▶ _Given request_:
Your task is to extract every line from the material below exactly.

= = = =

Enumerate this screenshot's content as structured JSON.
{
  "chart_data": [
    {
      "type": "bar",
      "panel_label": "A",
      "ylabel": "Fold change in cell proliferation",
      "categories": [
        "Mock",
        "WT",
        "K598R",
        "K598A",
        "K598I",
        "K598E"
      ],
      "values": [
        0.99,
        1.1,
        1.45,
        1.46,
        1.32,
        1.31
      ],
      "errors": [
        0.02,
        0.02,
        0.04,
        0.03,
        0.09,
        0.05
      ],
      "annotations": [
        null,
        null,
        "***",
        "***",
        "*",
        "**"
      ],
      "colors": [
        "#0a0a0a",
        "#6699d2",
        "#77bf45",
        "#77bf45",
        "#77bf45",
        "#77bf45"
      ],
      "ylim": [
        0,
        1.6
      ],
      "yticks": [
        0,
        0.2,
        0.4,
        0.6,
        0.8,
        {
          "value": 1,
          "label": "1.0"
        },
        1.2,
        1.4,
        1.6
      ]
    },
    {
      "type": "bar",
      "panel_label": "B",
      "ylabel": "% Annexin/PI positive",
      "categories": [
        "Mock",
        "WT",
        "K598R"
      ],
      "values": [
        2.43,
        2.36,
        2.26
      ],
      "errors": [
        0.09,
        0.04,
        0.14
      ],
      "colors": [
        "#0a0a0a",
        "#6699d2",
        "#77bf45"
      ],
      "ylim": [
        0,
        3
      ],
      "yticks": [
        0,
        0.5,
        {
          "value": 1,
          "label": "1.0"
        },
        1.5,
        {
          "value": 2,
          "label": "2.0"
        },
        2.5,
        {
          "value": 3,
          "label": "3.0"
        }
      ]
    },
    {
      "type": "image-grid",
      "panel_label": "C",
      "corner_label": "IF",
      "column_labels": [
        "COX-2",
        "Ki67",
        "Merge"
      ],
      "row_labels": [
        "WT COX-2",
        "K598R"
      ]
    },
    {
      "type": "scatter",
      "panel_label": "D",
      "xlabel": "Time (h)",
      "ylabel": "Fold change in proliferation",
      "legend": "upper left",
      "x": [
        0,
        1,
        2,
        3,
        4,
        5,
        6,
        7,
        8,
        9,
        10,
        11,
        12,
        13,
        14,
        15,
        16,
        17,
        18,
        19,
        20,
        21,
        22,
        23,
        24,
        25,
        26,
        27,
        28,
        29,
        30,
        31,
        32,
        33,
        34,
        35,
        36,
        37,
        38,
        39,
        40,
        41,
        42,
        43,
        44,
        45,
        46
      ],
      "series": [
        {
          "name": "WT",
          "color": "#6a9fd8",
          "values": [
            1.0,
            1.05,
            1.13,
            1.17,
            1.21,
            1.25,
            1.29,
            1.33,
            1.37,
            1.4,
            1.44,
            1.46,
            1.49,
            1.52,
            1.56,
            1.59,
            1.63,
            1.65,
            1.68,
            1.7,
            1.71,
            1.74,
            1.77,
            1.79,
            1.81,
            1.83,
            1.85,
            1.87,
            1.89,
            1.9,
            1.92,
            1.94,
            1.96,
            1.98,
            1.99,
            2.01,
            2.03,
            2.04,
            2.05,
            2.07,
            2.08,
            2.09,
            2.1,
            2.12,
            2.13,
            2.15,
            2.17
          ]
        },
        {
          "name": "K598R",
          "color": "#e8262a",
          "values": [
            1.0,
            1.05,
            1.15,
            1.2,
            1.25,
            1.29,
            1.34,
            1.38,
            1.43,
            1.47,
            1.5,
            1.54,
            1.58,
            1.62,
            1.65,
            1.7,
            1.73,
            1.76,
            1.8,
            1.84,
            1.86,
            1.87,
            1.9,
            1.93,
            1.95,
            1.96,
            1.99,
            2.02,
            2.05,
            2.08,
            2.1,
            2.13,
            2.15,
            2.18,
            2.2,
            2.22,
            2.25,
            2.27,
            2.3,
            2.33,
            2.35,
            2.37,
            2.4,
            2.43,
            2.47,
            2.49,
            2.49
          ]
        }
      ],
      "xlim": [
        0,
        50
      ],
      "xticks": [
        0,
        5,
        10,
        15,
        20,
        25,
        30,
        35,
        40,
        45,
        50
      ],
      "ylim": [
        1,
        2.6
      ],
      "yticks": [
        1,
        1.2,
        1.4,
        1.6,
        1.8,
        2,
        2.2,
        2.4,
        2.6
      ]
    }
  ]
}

= = = =

▶ _Final result_:
Enumerate this screenshot's content as structured JSON.
{
  "chart_data": [
    {
      "type": "bar",
      "panel_label": "A",
      "ylabel": "Fold change in cell proliferation",
      "categories": [
        "Mock",
        "WT",
        "K598R",
        "K598A",
        "K598I",
        "K598E"
      ],
      "values": [
        0.99,
        1.1,
        1.45,
        1.46,
        1.32,
        1.31
      ],
      "errors": [
        0.02,
        0.02,
        0.04,
        0.03,
        0.09,
        0.05
      ],
      "annotations": [
        null,
        null,
        "***",
        "***",
        "*",
        "**"
      ],
      "colors": [
        "#0a0a0a",
        "#6699d2",
        "#77bf45",
        "#77bf45",
        "#77bf45",
        "#77bf45"
      ],
      "ylim": [
        0,
        1.6
      ],
      "yticks": [
        0,
        0.2,
        0.4,
        0.6,
        0.8,
        {
          "value": 1,
          "label": "1.0"
        },
        1.2,
        1.4,
        1.6
      ]
    },
    {
      "type": "bar",
      "panel_label": "B",
      "ylabel": "% Annexin/PI positive",
      "categories": [
        "Mock",
        "WT",
        "K598R"
      ],
      "values": [
        2.43,
        2.36,
        2.26
      ],
      "errors": [
        0.09,
        0.04,
        0.14
      ],
      "colors": [
        "#0a0a0a",
        "#6699d2",
        "#77bf45"
      ],
      "ylim": [
        0,
        3
      ],
      "yticks": [
        0,
        0.5,
        {
          "value": 1,
          "label": "1.0"
        },
        1.5,
        {
          "value": 2,
          "label": "2.0"
        },
        2.5,
        {
          "value": 3,
          "label": "3.0"
        }
      ]
    },
    {
      "type": "image-grid",
      "panel_label": "C",
      "corner_label": "IF",
      "column_labels": [
        "COX-2",
        "Ki67",
        "Merge"
      ],
      "row_labels": [
        "WT COX-2",
        "K598R"
      ]
    },
    {
      "type": "scatter",
      "panel_label": "D",
      "xlabel": "Time (h)",
      "ylabel": "Fold change in proliferation",
      "legend": "upper left",
      "x": [
        0,
        1,
        2,
        3,
        4,
        5,
        6,
        7,
        8,
        9,
        10,
        11,
        12,
        13,
        14,
        15,
        16,
        17,
        18,
        19,
        20,
        21,
        22,
        23,
        24,
        25,
        26,
        27,
        28,
        29,
        30,
        31,
        32,
        33,
        34,
        35,
        36,
        37,
        38,
        39,
        40,
        41,
        42,
        43,
        44,
        45,
        46
      ],
      "series": [
        {
          "name": "WT",
          "color": "#6a9fd8",
          "values": [
            1.0,
            1.05,
            1.13,
            1.17,
            1.21,
            1.25,
            1.29,
            1.33,
            1.37,
            1.4,
            1.44,
            1.46,
            1.49,
            1.52,
            1.56,
            1.59,
            1.63,
            1.65,
            1.68,
            1.7,
            1.71,
            1.74,
            1.77,
            1.79,
            1.81,
            1.83,
            1.85,
            1.87,
            1.89,
            1.9,
            1.92,
            1.94,
            1.96,
            1.98,
            1.99,
            2.01,
            2.03,
            2.04,
            2.05,
            2.07,
            2.08,
            2.09,
            2.1,
            2.12,
            2.13,
            2.15,
            2.17
          ]
        },
        {
          "name": "K598R",
          "color": "#e8262a",
          "values": [
            1.0,
            1.05,
            1.15,
            1.2,
            1.25,
            1.29,
            1.34,
            1.38,
            1.43,
            1.47,
            1.5,
            1.54,
            1.58,
            1.62,
            1.65,
            1.7,
            1.73,
            1.76,
            1.8,
            1.84,
            1.86,
            1.87,
            1.9,
            1.93,
            1.95,
            1.96,
            1.99,
            2.02,
            2.05,
            2.08,
            2.1,
            2.13,
            2.15,
            2.18,
            2.2,
            2.22,
            2.25,
            2.27,
            2.3,
            2.33,
            2.35,
            2.37,
            2.4,
            2.43,
            2.47,
            2.49,
            2.49
          ]
        }
      ],
      "xlim": [
        0,
        50
      ],
      "xticks": [
        0,
        5,
        10,
        15,
        20,
        25,
        30,
        35,
        40,
        45,
        50
      ],
      "ylim": [
        1,
        2.6
      ],
      "yticks": [
        1,
        1.2,
        1.4,
        1.6,
        1.8,
        2,
        2.2,
        2.4,
        2.6
      ]
    }
  ]
}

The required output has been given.